#### Text to read

What level of minority interest
discount (or the reciprocal control premium) is justifiable?
Minority
interest discount reflects the loss in value due to an inability
to influence business decisions which impact the cash flows to
the minority interest holder. A holder of a pure minority
interest cannot: 1) force cash distributions; 2) require entity
liquidation to access underlying asset values; 3) require the
business entity to provide a job to the holder and receive fair
compensation; 4) alter financial structure of the business; 5)
adjust controlling owner compensation, perks; etc. A
controlling interest effectively can control all of these
aspects of the business. We consider the discount associated
with the minority interest to be the reciprocal of the control
premium associated with the controlling interest.
Minority
interest discounts are studied by observing control premiums in
the marketplace. Generally, when a publicly traded company is
acquired, the acquisition price of the stock is in excess of the
current trading price of the stock. When the acquisition price
is announced the “control premium” can be developed. If a stock
is currently trading for $1 per share, and the announced
acquisition price is $1.40 per share, the control premium is
equal to the difference in price, $0.40 divided by the $1 traded
price, or in this example a 40% control premium. If we observe
a price differential of $0.40, and we know the “control price”
is $1.40, the observed minority interest discount is $0.40
divided by $1.40, or about 28.6%. This is why we refer to them
as reciprocals.

########
#### Data entries

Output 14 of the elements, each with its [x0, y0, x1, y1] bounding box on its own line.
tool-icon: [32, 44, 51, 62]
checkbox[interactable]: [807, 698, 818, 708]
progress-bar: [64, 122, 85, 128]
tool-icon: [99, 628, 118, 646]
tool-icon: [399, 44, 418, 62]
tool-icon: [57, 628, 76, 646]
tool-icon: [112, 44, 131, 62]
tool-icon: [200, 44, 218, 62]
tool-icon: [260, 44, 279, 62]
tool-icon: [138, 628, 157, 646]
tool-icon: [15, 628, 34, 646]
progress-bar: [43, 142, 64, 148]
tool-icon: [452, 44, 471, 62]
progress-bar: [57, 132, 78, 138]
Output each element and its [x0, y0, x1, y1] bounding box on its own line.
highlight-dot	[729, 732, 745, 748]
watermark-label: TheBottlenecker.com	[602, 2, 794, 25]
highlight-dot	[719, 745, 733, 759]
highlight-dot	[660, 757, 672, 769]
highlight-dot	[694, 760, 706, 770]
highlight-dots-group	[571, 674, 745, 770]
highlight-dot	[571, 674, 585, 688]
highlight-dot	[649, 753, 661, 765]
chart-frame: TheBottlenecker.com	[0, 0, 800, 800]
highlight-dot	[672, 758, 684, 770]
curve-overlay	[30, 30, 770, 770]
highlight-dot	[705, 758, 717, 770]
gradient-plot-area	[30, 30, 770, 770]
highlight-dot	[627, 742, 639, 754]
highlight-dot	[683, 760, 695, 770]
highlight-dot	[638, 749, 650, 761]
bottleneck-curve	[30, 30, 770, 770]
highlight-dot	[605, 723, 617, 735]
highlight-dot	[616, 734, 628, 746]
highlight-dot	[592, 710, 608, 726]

########

According to the passage on minority interest discounts, how are minority interest discounts studied? These lines are separate material and are not part of the passage.

By observing control premiums in the marketplace.